### Instruction
Retype the data below without altering anything.

:: Data to use

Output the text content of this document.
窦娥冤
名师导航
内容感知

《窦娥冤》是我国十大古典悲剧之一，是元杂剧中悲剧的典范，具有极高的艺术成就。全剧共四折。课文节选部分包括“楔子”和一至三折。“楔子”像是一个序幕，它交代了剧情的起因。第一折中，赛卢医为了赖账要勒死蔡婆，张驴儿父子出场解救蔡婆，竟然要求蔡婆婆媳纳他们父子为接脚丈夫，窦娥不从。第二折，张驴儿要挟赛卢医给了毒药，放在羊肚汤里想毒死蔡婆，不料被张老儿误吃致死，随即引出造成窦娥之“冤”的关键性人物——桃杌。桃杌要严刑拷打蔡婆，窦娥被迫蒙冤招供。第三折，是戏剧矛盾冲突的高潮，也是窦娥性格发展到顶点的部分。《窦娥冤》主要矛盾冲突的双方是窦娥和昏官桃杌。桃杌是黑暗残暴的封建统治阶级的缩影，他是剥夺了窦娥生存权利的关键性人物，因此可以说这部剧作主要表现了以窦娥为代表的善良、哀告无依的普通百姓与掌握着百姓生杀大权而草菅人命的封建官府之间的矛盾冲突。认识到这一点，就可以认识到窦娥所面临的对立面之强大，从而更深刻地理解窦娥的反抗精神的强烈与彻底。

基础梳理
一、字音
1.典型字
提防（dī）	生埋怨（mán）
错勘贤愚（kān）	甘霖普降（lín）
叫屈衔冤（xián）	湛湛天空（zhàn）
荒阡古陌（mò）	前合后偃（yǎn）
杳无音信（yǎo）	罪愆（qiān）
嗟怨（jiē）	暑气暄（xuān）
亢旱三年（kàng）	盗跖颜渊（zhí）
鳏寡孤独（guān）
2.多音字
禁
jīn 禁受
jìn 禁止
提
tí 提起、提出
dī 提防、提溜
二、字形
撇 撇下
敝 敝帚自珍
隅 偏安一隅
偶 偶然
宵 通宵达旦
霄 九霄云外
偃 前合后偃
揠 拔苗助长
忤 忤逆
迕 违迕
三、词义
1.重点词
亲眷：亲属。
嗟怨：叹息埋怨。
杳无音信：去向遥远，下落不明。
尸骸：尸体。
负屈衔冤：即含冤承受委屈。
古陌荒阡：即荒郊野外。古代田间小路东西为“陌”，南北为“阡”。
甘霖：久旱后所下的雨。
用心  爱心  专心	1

::::

### Solution to the exercise
Output the text content of this document.
窦娥冤
名师导航
内容感知

《窦娥冤》是我国十大古典悲剧之一，是元杂剧中悲剧的典范，具有极高的艺术成就。全剧共四折。课文节选部分包括“楔子”和一至三折。“楔子”像是一个序幕，它交代了剧情的起因。第一折中，赛卢医为了赖账要勒死蔡婆，张驴儿父子出场解救蔡婆，竟然要求蔡婆婆媳纳他们父子为接脚丈夫，窦娥不从。第二折，张驴儿要挟赛卢医给了毒药，放在羊肚汤里想毒死蔡婆，不料被张老儿误吃致死，随即引出造成窦娥之“冤”的关键性人物——桃杌。桃杌要严刑拷打蔡婆，窦娥被迫蒙冤招供。第三折，是戏剧矛盾冲突的高潮，也是窦娥性格发展到顶点的部分。《窦娥冤》主要矛盾冲突的双方是窦娥和昏官桃杌。桃杌是黑暗残暴的封建统治阶级的缩影，他是剥夺了窦娥生存权利的关键性人物，因此可以说这部剧作主要表现了以窦娥为代表的善良、哀告无依的普通百姓与掌握着百姓生杀大权而草菅人命的封建官府之间的矛盾冲突。认识到这一点，就可以认识到窦娥所面临的对立面之强大，从而更深刻地理解窦娥的反抗精神的强烈与彻底。

基础梳理
一、字音
1.典型字
提防（dī）	生埋怨（mán）
错勘贤愚（kān）	甘霖普降（lín）
叫屈衔冤（xián）	湛湛天空（zhàn）
荒阡古陌（mò）	前合后偃（yǎn）
杳无音信（yǎo）	罪愆（qiān）
嗟怨（jiē）	暑气暄（xuān）
亢旱三年（kàng）	盗跖颜渊（zhí）
鳏寡孤独（guān）
2.多音字
禁
jīn 禁受
jìn 禁止
提
tí 提起、提出
dī 提防、提溜
二、字形
撇 撇下
敝 敝帚自珍
隅 偏安一隅
偶 偶然
宵 通宵达旦
霄 九霄云外
偃 前合后偃
揠 拔苗助长
忤 忤逆
迕 违迕
三、词义
1.重点词
亲眷：亲属。
嗟怨：叹息埋怨。
杳无音信：去向遥远，下落不明。
尸骸：尸体。
负屈衔冤：即含冤承受委屈。
古陌荒阡：即荒郊野外。古代田间小路东西为“陌”，南北为“阡”。
甘霖：久旱后所下的雨。
用心  爱心  专心	1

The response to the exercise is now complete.